BEGIN Supplied data

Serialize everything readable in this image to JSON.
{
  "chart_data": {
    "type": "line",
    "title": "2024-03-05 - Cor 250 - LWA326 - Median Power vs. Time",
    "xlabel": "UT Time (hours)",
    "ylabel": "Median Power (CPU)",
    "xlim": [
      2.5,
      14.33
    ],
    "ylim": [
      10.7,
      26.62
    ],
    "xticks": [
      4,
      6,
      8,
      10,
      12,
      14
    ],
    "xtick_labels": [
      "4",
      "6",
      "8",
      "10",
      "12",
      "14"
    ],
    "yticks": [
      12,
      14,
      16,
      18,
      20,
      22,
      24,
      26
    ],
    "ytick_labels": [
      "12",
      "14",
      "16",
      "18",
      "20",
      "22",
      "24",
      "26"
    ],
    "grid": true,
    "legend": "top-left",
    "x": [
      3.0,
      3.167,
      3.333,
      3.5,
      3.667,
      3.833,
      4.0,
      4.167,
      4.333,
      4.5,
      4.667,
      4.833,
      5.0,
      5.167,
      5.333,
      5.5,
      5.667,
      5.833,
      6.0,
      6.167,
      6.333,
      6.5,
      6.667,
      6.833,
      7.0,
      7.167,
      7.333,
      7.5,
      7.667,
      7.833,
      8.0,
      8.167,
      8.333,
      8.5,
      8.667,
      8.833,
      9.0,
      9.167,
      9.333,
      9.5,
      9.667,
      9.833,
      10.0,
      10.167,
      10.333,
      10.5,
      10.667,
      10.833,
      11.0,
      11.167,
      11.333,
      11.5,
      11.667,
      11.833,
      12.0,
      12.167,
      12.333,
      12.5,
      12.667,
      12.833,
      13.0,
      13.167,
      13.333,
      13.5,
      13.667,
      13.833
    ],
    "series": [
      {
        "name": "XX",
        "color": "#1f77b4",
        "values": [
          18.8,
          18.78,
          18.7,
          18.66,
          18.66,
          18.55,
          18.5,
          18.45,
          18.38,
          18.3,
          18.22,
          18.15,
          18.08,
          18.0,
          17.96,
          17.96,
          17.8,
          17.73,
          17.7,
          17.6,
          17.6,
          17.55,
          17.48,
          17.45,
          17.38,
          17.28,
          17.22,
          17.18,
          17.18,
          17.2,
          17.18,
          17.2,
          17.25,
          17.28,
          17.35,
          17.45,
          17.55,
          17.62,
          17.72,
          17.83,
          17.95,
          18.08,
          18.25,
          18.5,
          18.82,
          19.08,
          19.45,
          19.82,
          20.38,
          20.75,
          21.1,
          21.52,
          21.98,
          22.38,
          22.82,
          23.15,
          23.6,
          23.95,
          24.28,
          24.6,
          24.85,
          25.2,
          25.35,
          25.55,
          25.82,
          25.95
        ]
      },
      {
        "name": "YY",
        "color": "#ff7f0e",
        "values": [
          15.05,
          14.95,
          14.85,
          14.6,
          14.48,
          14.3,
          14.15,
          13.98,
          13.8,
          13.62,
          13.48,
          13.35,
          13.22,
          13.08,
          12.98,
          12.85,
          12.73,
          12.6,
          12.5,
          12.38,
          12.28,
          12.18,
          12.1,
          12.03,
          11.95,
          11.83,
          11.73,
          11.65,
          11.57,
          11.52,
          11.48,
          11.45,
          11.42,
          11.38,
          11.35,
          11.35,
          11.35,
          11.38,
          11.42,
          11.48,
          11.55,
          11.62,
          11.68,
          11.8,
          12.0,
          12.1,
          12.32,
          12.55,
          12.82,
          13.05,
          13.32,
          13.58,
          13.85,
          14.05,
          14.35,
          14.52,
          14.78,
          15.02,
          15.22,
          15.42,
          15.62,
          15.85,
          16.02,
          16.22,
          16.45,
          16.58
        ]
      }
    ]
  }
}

END Supplied data

Using the data above, copy each line that contains "Power".

■ Expected answer ■
    "title": "2024-03-05 - Cor 250 - LWA326 - Median Power vs. Time",
    "ylabel": "Median Power (CPU)",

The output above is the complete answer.